● **Work to be completed**
How many lines of the data include the string "νερού"? State the number and nothing else.

** START Data section **

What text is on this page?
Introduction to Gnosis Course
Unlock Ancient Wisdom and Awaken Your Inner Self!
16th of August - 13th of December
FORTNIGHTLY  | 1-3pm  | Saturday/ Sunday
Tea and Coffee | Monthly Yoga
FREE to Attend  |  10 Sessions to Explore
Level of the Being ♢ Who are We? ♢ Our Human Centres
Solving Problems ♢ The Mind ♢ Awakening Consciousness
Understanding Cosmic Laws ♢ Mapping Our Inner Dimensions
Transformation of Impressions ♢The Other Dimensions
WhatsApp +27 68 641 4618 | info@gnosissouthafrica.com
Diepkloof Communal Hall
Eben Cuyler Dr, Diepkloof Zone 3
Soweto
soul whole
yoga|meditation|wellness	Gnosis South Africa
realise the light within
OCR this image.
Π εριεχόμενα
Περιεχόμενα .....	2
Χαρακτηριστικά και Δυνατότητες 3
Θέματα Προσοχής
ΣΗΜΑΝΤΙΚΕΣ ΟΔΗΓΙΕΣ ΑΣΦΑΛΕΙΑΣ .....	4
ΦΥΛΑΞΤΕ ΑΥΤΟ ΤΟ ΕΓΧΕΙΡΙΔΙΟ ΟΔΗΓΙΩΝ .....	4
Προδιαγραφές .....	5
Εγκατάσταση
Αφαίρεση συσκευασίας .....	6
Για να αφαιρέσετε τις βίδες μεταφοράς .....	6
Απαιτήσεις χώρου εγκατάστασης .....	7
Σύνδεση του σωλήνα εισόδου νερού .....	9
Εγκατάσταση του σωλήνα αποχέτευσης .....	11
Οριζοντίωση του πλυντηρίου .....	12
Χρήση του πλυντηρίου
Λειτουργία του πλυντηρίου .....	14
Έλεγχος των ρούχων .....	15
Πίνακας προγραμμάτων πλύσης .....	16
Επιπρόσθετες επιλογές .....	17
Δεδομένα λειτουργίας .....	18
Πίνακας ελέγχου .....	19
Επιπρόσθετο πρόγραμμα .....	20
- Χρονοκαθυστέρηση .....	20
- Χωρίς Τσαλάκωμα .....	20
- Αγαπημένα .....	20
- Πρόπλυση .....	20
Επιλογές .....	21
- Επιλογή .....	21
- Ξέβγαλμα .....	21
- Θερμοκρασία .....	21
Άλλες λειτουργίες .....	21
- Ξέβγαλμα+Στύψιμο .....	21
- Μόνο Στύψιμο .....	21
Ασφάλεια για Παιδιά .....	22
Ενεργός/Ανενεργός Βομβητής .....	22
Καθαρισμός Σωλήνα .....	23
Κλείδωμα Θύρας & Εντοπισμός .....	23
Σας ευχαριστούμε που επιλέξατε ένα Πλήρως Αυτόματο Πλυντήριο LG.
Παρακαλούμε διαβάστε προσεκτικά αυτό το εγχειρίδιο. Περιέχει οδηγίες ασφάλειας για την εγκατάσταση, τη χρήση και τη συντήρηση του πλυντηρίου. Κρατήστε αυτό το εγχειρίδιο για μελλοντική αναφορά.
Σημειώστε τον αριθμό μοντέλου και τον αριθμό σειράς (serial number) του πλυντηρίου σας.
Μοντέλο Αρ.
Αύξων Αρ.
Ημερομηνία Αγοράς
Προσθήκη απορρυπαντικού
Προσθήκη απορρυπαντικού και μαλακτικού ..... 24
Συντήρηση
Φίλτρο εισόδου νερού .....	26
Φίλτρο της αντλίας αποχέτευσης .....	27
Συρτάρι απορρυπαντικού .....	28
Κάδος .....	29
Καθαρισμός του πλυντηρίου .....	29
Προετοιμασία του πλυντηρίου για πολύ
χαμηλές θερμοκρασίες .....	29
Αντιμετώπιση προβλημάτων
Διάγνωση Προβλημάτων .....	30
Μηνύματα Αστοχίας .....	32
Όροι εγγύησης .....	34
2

** END Data section **

● **Completed exercise**
2